Figure record listings
┌──
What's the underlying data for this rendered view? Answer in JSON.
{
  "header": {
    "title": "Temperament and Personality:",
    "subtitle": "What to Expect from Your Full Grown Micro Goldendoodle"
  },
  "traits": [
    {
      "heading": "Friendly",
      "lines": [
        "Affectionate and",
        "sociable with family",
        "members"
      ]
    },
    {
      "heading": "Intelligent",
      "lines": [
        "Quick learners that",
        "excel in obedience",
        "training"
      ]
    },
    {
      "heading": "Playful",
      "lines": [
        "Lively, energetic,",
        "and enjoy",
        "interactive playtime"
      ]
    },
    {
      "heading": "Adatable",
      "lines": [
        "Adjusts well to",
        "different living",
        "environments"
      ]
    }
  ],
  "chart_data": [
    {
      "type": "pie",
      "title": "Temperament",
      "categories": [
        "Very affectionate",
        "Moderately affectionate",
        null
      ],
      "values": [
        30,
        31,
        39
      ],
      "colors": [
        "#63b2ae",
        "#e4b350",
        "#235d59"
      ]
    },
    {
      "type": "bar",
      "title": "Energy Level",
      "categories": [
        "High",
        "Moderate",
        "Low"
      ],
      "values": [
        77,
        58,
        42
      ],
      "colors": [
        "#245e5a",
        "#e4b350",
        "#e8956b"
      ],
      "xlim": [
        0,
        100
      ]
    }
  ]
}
└──
Above is a listing; report how many of its lines include the word "heading", giving the number only.

4